**Source material**
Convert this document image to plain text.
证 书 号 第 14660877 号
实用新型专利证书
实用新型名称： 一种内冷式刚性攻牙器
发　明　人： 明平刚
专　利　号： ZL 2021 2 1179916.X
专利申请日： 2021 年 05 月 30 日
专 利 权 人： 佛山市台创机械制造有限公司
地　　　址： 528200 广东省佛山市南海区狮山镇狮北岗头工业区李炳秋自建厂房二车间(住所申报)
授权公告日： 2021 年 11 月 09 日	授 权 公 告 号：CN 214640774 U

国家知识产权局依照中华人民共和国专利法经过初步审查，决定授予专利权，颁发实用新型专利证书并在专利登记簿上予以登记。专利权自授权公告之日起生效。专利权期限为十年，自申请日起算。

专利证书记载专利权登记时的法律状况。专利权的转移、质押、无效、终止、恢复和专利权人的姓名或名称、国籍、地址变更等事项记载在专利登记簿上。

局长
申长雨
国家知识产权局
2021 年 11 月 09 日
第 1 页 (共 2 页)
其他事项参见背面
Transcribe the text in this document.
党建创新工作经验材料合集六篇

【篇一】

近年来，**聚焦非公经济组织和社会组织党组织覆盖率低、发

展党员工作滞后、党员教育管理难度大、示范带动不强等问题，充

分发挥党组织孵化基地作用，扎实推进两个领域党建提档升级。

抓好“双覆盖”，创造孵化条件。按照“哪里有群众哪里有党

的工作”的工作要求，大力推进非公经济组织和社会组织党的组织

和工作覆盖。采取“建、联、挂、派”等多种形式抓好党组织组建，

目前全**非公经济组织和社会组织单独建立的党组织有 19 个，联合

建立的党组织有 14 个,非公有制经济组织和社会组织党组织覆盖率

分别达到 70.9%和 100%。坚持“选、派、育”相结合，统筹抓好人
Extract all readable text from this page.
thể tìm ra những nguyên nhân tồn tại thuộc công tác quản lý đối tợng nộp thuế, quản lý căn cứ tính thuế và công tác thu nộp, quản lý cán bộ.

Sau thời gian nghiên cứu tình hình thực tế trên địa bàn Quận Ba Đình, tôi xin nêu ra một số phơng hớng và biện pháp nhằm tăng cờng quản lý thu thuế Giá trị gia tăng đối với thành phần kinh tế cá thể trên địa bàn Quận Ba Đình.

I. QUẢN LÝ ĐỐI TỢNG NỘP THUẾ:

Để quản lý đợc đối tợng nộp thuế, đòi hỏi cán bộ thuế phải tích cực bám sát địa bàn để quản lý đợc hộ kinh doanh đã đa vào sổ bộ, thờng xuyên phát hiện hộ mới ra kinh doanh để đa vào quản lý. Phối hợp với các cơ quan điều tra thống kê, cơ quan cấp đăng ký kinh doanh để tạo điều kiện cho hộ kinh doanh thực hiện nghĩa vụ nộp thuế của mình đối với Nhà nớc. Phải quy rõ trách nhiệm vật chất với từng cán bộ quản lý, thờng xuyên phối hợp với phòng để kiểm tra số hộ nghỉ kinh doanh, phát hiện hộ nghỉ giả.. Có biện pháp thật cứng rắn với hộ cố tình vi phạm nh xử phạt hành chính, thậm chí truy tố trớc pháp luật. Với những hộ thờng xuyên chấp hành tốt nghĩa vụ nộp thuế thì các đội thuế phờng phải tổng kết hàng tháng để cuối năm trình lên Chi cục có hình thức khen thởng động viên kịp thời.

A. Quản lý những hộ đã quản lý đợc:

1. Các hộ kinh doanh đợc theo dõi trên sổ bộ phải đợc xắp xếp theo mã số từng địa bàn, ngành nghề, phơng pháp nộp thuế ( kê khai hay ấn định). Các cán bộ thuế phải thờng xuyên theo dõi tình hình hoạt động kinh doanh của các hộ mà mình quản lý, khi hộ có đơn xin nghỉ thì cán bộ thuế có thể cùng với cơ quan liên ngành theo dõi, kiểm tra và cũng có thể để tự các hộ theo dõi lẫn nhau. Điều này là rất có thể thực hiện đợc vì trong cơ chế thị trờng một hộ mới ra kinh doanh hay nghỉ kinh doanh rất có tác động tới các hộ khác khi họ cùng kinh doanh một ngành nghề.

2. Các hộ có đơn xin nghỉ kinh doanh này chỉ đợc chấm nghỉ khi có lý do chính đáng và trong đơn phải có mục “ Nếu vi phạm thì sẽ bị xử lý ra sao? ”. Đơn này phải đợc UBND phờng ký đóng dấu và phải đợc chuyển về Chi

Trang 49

**Problem statement**
Track down every line of the material containing the string "this", and copy it.

**Written response**
Convert this document image to plain text.
Transcribe the text in this document.
Extract all readable text from this page.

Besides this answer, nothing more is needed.